■ **Do this**:
Reproduce each of the lines below word for word, in the same order.

________________

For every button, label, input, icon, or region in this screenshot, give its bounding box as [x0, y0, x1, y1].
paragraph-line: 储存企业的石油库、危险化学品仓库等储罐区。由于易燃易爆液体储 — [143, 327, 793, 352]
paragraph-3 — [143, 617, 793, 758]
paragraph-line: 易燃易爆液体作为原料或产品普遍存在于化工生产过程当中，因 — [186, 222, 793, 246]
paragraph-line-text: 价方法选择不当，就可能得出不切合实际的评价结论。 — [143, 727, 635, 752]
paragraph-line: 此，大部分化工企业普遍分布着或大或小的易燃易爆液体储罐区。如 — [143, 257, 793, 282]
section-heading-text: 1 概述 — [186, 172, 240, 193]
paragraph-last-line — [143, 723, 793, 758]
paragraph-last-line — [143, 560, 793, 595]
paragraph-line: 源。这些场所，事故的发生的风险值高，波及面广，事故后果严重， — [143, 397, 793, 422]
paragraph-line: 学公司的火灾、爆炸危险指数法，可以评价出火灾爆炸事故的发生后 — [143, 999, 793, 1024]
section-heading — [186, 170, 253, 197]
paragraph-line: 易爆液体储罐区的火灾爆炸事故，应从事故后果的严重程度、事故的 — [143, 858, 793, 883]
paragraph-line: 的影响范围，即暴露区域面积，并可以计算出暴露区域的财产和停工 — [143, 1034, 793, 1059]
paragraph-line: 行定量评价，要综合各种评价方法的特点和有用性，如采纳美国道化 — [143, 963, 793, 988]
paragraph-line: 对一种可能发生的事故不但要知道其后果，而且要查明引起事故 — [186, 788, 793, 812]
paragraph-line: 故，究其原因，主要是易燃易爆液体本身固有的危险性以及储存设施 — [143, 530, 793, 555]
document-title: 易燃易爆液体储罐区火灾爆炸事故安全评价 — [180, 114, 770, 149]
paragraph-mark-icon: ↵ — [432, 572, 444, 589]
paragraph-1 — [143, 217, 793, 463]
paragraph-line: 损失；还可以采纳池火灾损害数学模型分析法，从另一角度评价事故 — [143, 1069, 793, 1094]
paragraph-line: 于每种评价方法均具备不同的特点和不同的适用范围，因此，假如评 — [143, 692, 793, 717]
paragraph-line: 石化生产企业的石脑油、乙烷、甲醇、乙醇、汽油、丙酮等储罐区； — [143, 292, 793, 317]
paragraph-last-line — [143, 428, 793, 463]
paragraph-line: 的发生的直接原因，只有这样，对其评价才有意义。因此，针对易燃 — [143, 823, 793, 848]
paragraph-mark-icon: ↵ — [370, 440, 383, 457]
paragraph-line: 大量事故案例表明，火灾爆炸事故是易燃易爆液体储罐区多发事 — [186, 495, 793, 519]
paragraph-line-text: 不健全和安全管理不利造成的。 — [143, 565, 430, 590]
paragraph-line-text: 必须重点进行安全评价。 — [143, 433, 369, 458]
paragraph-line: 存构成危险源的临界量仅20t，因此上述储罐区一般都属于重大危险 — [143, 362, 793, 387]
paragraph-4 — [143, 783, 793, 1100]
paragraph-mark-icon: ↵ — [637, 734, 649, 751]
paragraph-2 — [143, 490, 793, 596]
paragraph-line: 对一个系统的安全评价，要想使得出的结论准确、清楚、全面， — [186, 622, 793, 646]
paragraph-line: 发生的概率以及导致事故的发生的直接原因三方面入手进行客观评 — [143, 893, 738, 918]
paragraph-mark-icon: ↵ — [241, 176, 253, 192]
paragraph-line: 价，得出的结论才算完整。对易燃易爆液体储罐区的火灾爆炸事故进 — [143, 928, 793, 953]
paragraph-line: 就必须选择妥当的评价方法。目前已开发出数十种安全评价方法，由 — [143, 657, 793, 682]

________________

■ **Problem solution**:
For every button, label, input, icon, or region in this screenshot, give its bounding box as [x0, y0, x1, y1].
paragraph-line: 储存企业的石油库、危险化学品仓库等储罐区。由于易燃易爆液体储 — [143, 327, 793, 352]
paragraph-3 — [143, 617, 793, 758]
paragraph-line: 易燃易爆液体作为原料或产品普遍存在于化工生产过程当中，因 — [186, 222, 793, 246]
paragraph-line-text: 价方法选择不当，就可能得出不切合实际的评价结论。 — [143, 727, 635, 752]
paragraph-line: 此，大部分化工企业普遍分布着或大或小的易燃易爆液体储罐区。如 — [143, 257, 793, 282]
section-heading-text: 1 概述 — [186, 172, 240, 193]
paragraph-last-line — [143, 723, 793, 758]
paragraph-last-line — [143, 560, 793, 595]
paragraph-line: 源。这些场所，事故的发生的风险值高，波及面广，事故后果严重， — [143, 397, 793, 422]
paragraph-line: 学公司的火灾、爆炸危险指数法，可以评价出火灾爆炸事故的发生后 — [143, 999, 793, 1024]
section-heading — [186, 170, 253, 197]
paragraph-line: 易爆液体储罐区的火灾爆炸事故，应从事故后果的严重程度、事故的 — [143, 858, 793, 883]
paragraph-line: 的影响范围，即暴露区域面积，并可以计算出暴露区域的财产和停工 — [143, 1034, 793, 1059]
paragraph-line: 行定量评价，要综合各种评价方法的特点和有用性，如采纳美国道化 — [143, 963, 793, 988]
paragraph-line: 对一种可能发生的事故不但要知道其后果，而且要查明引起事故 — [186, 788, 793, 812]
paragraph-line: 故，究其原因，主要是易燃易爆液体本身固有的危险性以及储存设施 — [143, 530, 793, 555]
document-title: 易燃易爆液体储罐区火灾爆炸事故安全评价 — [180, 114, 770, 149]
paragraph-mark-icon: ↵ — [432, 572, 444, 589]
paragraph-1 — [143, 217, 793, 463]
paragraph-line: 损失；还可以采纳池火灾损害数学模型分析法，从另一角度评价事故 — [143, 1069, 793, 1094]
paragraph-line: 于每种评价方法均具备不同的特点和不同的适用范围，因此，假如评 — [143, 692, 793, 717]
paragraph-line: 石化生产企业的石脑油、乙烷、甲醇、乙醇、汽油、丙酮等储罐区； — [143, 292, 793, 317]
paragraph-last-line — [143, 428, 793, 463]
paragraph-line: 的发生的直接原因，只有这样，对其评价才有意义。因此，针对易燃 — [143, 823, 793, 848]
paragraph-mark-icon: ↵ — [370, 440, 383, 457]
paragraph-line: 大量事故案例表明，火灾爆炸事故是易燃易爆液体储罐区多发事 — [186, 495, 793, 519]
paragraph-line-text: 不健全和安全管理不利造成的。 — [143, 565, 430, 590]
paragraph-line-text: 必须重点进行安全评价。 — [143, 433, 369, 458]
paragraph-line: 存构成危险源的临界量仅20t，因此上述储罐区一般都属于重大危险 — [143, 362, 793, 387]
paragraph-4 — [143, 783, 793, 1100]
paragraph-mark-icon: ↵ — [637, 734, 649, 751]
paragraph-2 — [143, 490, 793, 596]
paragraph-line: 对一个系统的安全评价，要想使得出的结论准确、清楚、全面， — [186, 622, 793, 646]
paragraph-line: 发生的概率以及导致事故的发生的直接原因三方面入手进行客观评 — [143, 893, 738, 918]
paragraph-mark-icon: ↵ — [241, 176, 253, 192]
paragraph-line: 价，得出的结论才算完整。对易燃易爆液体储罐区的火灾爆炸事故进 — [143, 928, 793, 953]
paragraph-line: 就必须选择妥当的评价方法。目前已开发出数十种安全评价方法，由 — [143, 657, 793, 682]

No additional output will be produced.